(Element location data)

· · · ·

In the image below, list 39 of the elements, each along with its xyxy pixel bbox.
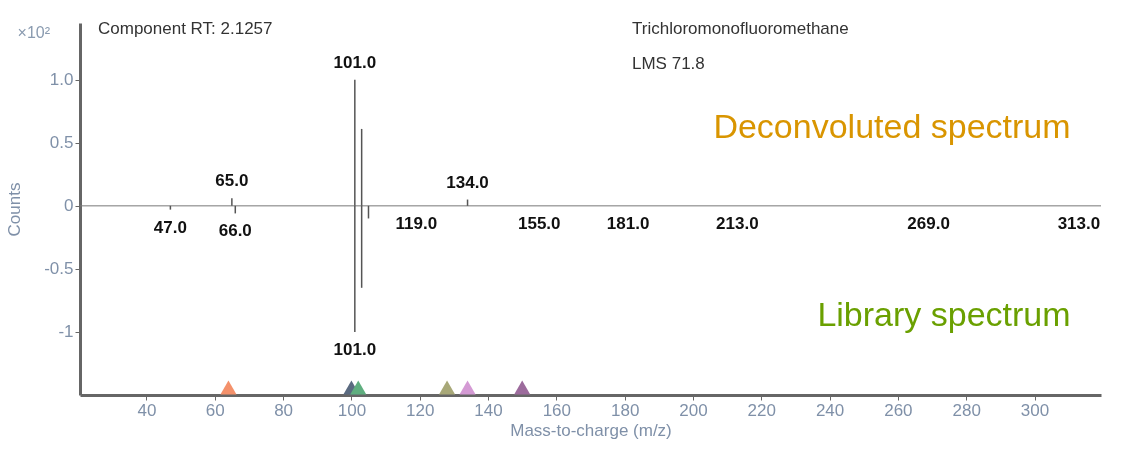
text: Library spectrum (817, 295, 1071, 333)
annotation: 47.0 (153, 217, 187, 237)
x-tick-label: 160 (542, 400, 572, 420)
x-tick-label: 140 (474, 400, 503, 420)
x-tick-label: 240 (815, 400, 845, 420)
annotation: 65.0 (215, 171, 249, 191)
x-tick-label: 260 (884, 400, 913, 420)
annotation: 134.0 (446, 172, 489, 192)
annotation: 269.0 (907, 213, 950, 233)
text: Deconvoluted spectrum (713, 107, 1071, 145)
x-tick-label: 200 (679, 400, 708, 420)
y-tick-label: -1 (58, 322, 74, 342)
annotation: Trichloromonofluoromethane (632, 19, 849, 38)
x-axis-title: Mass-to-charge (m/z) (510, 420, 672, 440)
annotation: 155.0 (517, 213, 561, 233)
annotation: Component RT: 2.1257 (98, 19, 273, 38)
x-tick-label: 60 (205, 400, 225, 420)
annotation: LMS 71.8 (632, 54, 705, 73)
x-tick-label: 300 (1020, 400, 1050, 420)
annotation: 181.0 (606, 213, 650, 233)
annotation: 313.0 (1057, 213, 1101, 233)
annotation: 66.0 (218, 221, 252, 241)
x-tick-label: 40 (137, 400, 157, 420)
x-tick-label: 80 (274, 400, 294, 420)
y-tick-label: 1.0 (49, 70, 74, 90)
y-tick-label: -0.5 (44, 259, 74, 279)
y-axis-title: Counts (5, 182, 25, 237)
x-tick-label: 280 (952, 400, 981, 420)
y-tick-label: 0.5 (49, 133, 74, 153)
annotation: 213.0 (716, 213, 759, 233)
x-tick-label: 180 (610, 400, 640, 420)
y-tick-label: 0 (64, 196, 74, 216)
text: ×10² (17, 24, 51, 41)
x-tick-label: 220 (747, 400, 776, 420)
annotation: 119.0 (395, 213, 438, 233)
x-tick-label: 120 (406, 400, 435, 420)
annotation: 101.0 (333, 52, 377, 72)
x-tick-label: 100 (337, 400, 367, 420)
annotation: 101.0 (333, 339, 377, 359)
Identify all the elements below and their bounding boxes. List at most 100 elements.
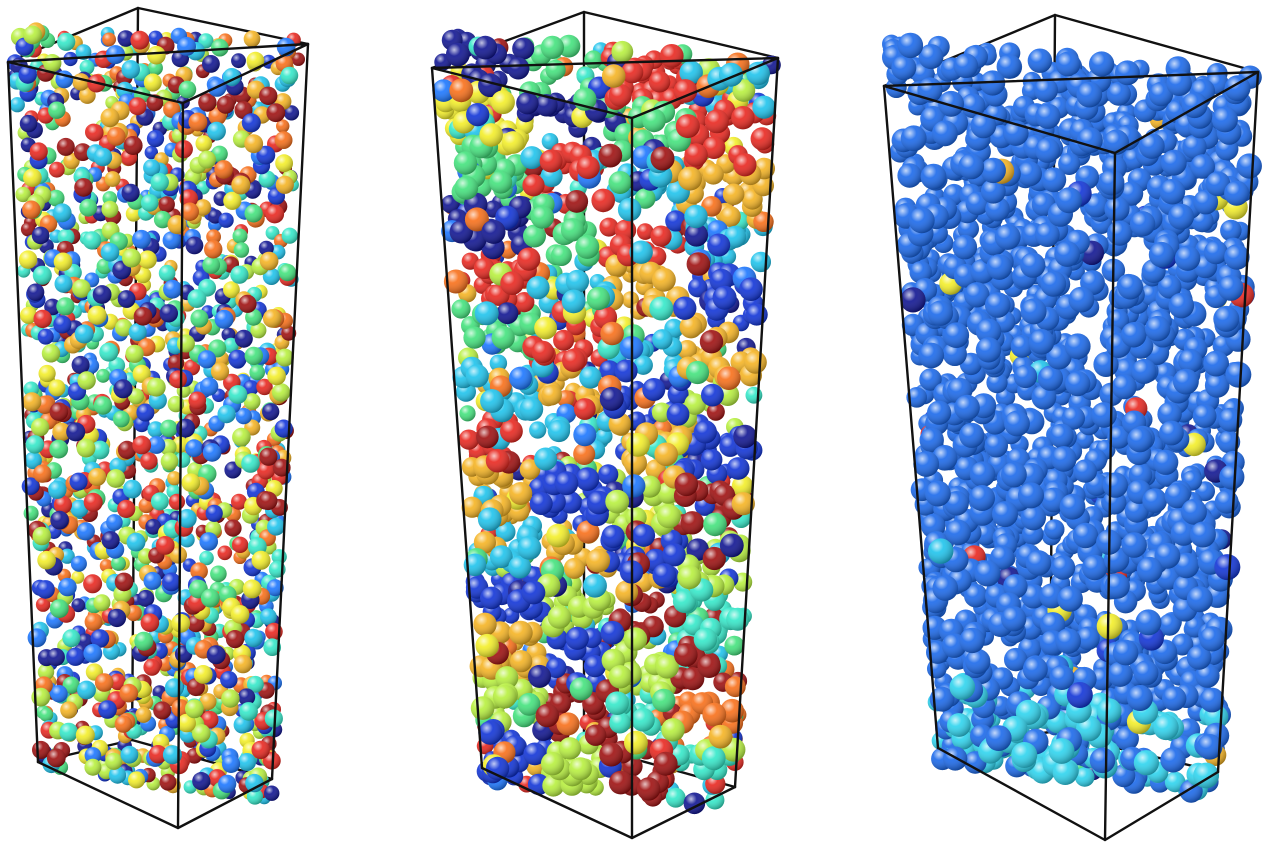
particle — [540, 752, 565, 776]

· · · ·

**DIRECTIVE**. Switch "elements" to "objects" wherever it occurs in the data above, leaving every other line and word as it is. Omit the pictures from your copy.

**WRITTEN REPLY**.
In the image below, list 39 of the objects, each along with its xyxy pixel bbox.
text: Library spectrum (817, 295, 1071, 333)
annotation: 47.0 (153, 217, 187, 237)
x-tick-label: 160 (542, 400, 572, 420)
x-tick-label: 140 (474, 400, 503, 420)
x-tick-label: 240 (815, 400, 845, 420)
annotation: 65.0 (215, 171, 249, 191)
x-tick-label: 260 (884, 400, 913, 420)
annotation: 134.0 (446, 172, 489, 192)
annotation: 269.0 (907, 213, 950, 233)
text: Deconvoluted spectrum (713, 107, 1071, 145)
x-tick-label: 200 (679, 400, 708, 420)
y-tick-label: -1 (58, 322, 74, 342)
annotation: Trichloromonofluoromethane (632, 19, 849, 38)
x-axis-title: Mass-to-charge (m/z) (510, 420, 672, 440)
annotation: 155.0 (517, 213, 561, 233)
annotation: Component RT: 2.1257 (98, 19, 273, 38)
x-tick-label: 60 (205, 400, 225, 420)
annotation: LMS 71.8 (632, 54, 705, 73)
x-tick-label: 300 (1020, 400, 1050, 420)
annotation: 181.0 (606, 213, 650, 233)
annotation: 313.0 (1057, 213, 1101, 233)
annotation: 66.0 (218, 221, 252, 241)
x-tick-label: 40 (137, 400, 157, 420)
x-tick-label: 80 (274, 400, 294, 420)
y-tick-label: 1.0 (49, 70, 74, 90)
y-tick-label: -0.5 (44, 259, 74, 279)
y-axis-title: Counts (5, 182, 25, 237)
x-tick-label: 280 (952, 400, 981, 420)
y-tick-label: 0.5 (49, 133, 74, 153)
annotation: 213.0 (716, 213, 759, 233)
x-tick-label: 180 (610, 400, 640, 420)
y-tick-label: 0 (64, 196, 74, 216)
text: ×10² (17, 24, 51, 41)
x-tick-label: 220 (747, 400, 776, 420)
annotation: 119.0 (395, 213, 438, 233)
x-tick-label: 120 (406, 400, 435, 420)
annotation: 101.0 (333, 52, 377, 72)
x-tick-label: 100 (337, 400, 367, 420)
annotation: 101.0 (333, 339, 377, 359)
Identify all the objects below and their bounding boxes. List at most 100 objects.
particle — [540, 752, 565, 776]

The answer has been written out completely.